[Stated exercise]: Every line below must be reproduced exactly. Copy them all.

####

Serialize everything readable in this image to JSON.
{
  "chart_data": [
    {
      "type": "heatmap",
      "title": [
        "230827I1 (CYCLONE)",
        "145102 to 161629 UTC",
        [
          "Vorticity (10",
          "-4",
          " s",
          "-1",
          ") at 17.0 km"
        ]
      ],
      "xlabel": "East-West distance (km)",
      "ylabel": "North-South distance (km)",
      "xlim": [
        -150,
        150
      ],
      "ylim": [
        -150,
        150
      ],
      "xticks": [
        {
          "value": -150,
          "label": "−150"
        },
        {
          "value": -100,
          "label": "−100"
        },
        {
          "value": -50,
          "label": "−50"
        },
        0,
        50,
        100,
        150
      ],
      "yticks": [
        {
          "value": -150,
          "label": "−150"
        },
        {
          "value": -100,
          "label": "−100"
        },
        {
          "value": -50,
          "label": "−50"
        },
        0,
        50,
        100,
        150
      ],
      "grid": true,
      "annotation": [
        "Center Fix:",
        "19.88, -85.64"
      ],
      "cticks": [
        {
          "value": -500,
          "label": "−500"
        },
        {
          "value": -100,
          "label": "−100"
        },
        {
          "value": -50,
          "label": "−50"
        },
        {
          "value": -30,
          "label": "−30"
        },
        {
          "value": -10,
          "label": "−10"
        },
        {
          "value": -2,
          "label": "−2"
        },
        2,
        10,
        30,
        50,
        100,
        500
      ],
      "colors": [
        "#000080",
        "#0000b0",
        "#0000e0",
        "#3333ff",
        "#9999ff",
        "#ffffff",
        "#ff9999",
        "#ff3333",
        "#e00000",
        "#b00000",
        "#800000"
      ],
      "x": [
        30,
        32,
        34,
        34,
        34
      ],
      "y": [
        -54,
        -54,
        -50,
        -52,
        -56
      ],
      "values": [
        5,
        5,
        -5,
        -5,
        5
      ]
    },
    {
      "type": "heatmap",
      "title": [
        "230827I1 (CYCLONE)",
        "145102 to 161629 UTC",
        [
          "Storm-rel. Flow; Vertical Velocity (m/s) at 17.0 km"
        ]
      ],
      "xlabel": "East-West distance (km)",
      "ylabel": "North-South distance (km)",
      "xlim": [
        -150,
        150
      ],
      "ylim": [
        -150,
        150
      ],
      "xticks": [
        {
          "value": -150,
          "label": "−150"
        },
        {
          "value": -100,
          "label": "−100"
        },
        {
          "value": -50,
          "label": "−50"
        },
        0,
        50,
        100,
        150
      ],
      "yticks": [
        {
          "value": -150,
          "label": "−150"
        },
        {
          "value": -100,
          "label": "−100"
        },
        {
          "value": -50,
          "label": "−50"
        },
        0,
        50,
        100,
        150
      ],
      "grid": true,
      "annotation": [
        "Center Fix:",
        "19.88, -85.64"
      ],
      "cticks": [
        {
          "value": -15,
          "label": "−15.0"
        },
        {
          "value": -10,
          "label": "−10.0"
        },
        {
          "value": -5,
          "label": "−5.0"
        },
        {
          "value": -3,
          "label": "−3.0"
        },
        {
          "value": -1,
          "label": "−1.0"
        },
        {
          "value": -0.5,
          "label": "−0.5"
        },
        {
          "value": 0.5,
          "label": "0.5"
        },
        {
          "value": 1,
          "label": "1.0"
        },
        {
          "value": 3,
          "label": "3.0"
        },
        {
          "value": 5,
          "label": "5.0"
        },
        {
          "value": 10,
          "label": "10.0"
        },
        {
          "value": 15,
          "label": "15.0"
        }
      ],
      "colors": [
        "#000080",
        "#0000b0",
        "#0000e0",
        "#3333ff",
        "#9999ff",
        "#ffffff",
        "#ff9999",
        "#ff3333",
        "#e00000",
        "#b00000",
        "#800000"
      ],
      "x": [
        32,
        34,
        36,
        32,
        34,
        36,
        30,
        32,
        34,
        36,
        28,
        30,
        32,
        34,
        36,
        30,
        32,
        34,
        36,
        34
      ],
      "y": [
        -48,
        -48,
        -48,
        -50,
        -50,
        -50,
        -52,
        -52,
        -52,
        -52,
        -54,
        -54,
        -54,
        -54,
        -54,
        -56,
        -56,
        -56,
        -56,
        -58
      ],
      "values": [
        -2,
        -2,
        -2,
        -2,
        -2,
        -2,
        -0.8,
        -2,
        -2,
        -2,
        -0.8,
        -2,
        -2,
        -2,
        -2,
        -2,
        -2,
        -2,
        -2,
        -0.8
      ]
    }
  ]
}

####

[Task solution]:
Serialize everything readable in this image to JSON.
{
  "chart_data": [
    {
      "type": "heatmap",
      "title": [
        "230827I1 (CYCLONE)",
        "145102 to 161629 UTC",
        [
          "Vorticity (10",
          "-4",
          " s",
          "-1",
          ") at 17.0 km"
        ]
      ],
      "xlabel": "East-West distance (km)",
      "ylabel": "North-South distance (km)",
      "xlim": [
        -150,
        150
      ],
      "ylim": [
        -150,
        150
      ],
      "xticks": [
        {
          "value": -150,
          "label": "−150"
        },
        {
          "value": -100,
          "label": "−100"
        },
        {
          "value": -50,
          "label": "−50"
        },
        0,
        50,
        100,
        150
      ],
      "yticks": [
        {
          "value": -150,
          "label": "−150"
        },
        {
          "value": -100,
          "label": "−100"
        },
        {
          "value": -50,
          "label": "−50"
        },
        0,
        50,
        100,
        150
      ],
      "grid": true,
      "annotation": [
        "Center Fix:",
        "19.88, -85.64"
      ],
      "cticks": [
        {
          "value": -500,
          "label": "−500"
        },
        {
          "value": -100,
          "label": "−100"
        },
        {
          "value": -50,
          "label": "−50"
        },
        {
          "value": -30,
          "label": "−30"
        },
        {
          "value": -10,
          "label": "−10"
        },
        {
          "value": -2,
          "label": "−2"
        },
        2,
        10,
        30,
        50,
        100,
        500
      ],
      "colors": [
        "#000080",
        "#0000b0",
        "#0000e0",
        "#3333ff",
        "#9999ff",
        "#ffffff",
        "#ff9999",
        "#ff3333",
        "#e00000",
        "#b00000",
        "#800000"
      ],
      "x": [
        30,
        32,
        34,
        34,
        34
      ],
      "y": [
        -54,
        -54,
        -50,
        -52,
        -56
      ],
      "values": [
        5,
        5,
        -5,
        -5,
        5
      ]
    },
    {
      "type": "heatmap",
      "title": [
        "230827I1 (CYCLONE)",
        "145102 to 161629 UTC",
        [
          "Storm-rel. Flow; Vertical Velocity (m/s) at 17.0 km"
        ]
      ],
      "xlabel": "East-West distance (km)",
      "ylabel": "North-South distance (km)",
      "xlim": [
        -150,
        150
      ],
      "ylim": [
        -150,
        150
      ],
      "xticks": [
        {
          "value": -150,
          "label": "−150"
        },
        {
          "value": -100,
          "label": "−100"
        },
        {
          "value": -50,
          "label": "−50"
        },
        0,
        50,
        100,
        150
      ],
      "yticks": [
        {
          "value": -150,
          "label": "−150"
        },
        {
          "value": -100,
          "label": "−100"
        },
        {
          "value": -50,
          "label": "−50"
        },
        0,
        50,
        100,
        150
      ],
      "grid": true,
      "annotation": [
        "Center Fix:",
        "19.88, -85.64"
      ],
      "cticks": [
        {
          "value": -15,
          "label": "−15.0"
        },
        {
          "value": -10,
          "label": "−10.0"
        },
        {
          "value": -5,
          "label": "−5.0"
        },
        {
          "value": -3,
          "label": "−3.0"
        },
        {
          "value": -1,
          "label": "−1.0"
        },
        {
          "value": -0.5,
          "label": "−0.5"
        },
        {
          "value": 0.5,
          "label": "0.5"
        },
        {
          "value": 1,
          "label": "1.0"
        },
        {
          "value": 3,
          "label": "3.0"
        },
        {
          "value": 5,
          "label": "5.0"
        },
        {
          "value": 10,
          "label": "10.0"
        },
        {
          "value": 15,
          "label": "15.0"
        }
      ],
      "colors": [
        "#000080",
        "#0000b0",
        "#0000e0",
        "#3333ff",
        "#9999ff",
        "#ffffff",
        "#ff9999",
        "#ff3333",
        "#e00000",
        "#b00000",
        "#800000"
      ],
      "x": [
        32,
        34,
        36,
        32,
        34,
        36,
        30,
        32,
        34,
        36,
        28,
        30,
        32,
        34,
        36,
        30,
        32,
        34,
        36,
        34
      ],
      "y": [
        -48,
        -48,
        -48,
        -50,
        -50,
        -50,
        -52,
        -52,
        -52,
        -52,
        -54,
        -54,
        -54,
        -54,
        -54,
        -56,
        -56,
        -56,
        -56,
        -58
      ],
      "values": [
        -2,
        -2,
        -2,
        -2,
        -2,
        -2,
        -0.8,
        -2,
        -2,
        -2,
        -0.8,
        -2,
        -2,
        -2,
        -2,
        -2,
        -2,
        -2,
        -2,
        -0.8
      ]
    }
  ]
}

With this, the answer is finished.